- Problem to work on:
In the entries below, find every line with "JSON" and copy it.

- Exercise material:
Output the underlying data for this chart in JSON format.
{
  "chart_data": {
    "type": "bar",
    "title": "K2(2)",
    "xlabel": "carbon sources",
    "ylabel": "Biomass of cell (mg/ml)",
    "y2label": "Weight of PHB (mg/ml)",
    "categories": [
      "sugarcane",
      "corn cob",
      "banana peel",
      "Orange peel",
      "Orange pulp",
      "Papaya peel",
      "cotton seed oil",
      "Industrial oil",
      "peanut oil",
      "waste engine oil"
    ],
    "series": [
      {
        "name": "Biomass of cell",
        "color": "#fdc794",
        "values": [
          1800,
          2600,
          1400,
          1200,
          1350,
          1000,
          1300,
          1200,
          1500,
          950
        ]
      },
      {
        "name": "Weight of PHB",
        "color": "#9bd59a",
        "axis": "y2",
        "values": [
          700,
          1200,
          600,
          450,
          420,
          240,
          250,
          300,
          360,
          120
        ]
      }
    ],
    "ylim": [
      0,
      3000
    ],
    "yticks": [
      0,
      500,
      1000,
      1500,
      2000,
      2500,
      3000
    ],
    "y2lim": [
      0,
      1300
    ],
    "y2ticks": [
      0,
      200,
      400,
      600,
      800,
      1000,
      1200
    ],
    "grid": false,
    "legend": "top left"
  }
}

==

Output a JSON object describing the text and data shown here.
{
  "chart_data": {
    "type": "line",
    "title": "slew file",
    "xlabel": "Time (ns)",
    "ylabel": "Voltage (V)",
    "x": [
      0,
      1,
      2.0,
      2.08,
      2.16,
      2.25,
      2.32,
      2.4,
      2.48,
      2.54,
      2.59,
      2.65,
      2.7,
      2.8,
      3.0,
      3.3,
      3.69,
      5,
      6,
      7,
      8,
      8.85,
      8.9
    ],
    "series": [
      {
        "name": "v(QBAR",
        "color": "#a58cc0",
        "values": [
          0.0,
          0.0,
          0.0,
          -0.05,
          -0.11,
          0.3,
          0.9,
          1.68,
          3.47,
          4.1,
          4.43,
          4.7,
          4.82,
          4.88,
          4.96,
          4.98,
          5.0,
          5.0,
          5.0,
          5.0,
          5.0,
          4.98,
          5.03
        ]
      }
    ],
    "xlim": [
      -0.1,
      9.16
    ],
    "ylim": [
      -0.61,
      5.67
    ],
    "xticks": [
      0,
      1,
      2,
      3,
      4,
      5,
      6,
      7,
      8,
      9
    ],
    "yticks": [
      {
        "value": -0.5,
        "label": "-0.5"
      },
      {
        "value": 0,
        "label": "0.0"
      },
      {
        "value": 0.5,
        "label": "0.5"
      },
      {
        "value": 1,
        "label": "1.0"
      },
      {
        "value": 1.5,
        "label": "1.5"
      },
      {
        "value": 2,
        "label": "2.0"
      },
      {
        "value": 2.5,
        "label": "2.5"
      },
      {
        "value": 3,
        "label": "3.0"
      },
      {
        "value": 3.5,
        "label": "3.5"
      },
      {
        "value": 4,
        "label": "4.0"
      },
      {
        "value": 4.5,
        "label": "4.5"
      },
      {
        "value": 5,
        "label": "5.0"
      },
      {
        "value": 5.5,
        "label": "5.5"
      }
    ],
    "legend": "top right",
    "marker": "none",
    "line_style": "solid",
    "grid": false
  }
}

- Task output:
Output the underlying data for this chart in JSON format.
Output a JSON object describing the text and data shown here.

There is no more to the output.